*What is asked*
Copy each line exactly. Drop every picture.

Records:
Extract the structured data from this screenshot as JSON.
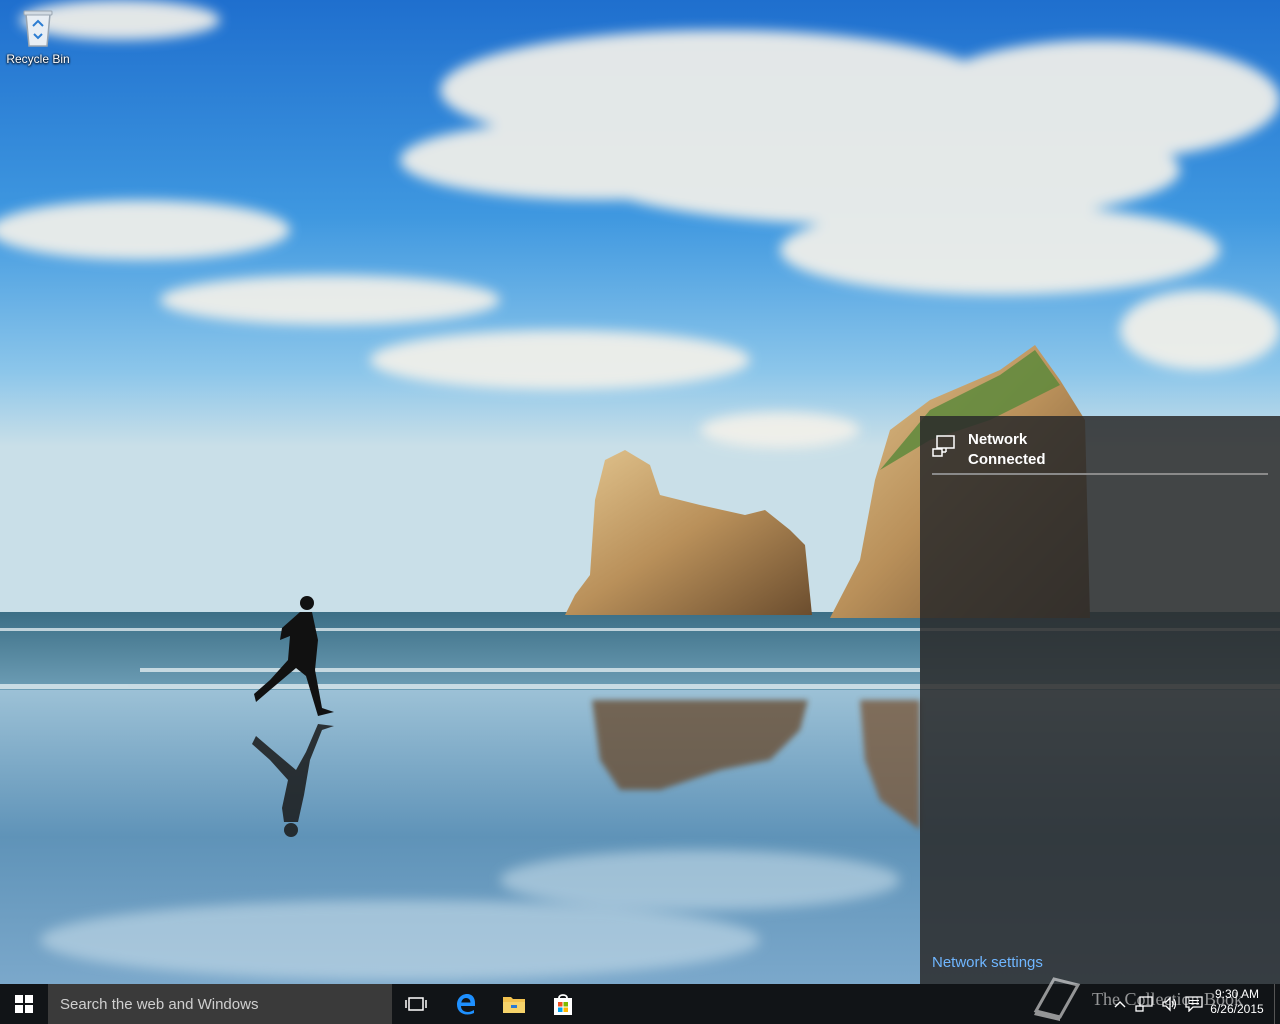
{
  "desktop": {
    "icons": [
      {
        "label": "Recycle Bin",
        "icon": "recycle-bin-icon"
      }
    ]
  },
  "network_flyout": {
    "network_name": "Network",
    "network_status": "Connected",
    "settings_link": "Network settings"
  },
  "taskbar": {
    "search_placeholder": "Search the web and Windows",
    "pinned": [
      {
        "name": "task-view",
        "icon": "task-view-icon"
      },
      {
        "name": "edge",
        "icon": "edge-icon"
      },
      {
        "name": "file-explorer",
        "icon": "folder-icon"
      },
      {
        "name": "store",
        "icon": "store-icon"
      }
    ],
    "clock_time": "9:30 AM",
    "clock_date": "6/26/2015"
  },
  "watermark": {
    "text": "The Collection Book"
  },
  "colors": {
    "accent": "#1e90ff",
    "link": "#6fb6ff",
    "taskbar": "#111417",
    "flyout": "#2b2b2b"
  }
}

*Completed task*
Extract the structured data from this screenshot as JSON.
{
  "desktop": {
    "icons": [
      {
        "label": "Recycle Bin",
        "icon": "recycle-bin-icon"
      }
    ]
  },
  "network_flyout": {
    "network_name": "Network",
    "network_status": "Connected",
    "settings_link": "Network settings"
  },
  "taskbar": {
    "search_placeholder": "Search the web and Windows",
    "pinned": [
      {
        "name": "task-view",
        "icon": "task-view-icon"
      },
      {
        "name": "edge",
        "icon": "edge-icon"
      },
      {
        "name": "file-explorer",
        "icon": "folder-icon"
      },
      {
        "name": "store",
        "icon": "store-icon"
      }
    ],
    "clock_time": "9:30 AM",
    "clock_date": "6/26/2015"
  },
  "watermark": {
    "text": "The Collection Book"
  },
  "colors": {
    "accent": "#1e90ff",
    "link": "#6fb6ff",
    "taskbar": "#111417",
    "flyout": "#2b2b2b"
  }
}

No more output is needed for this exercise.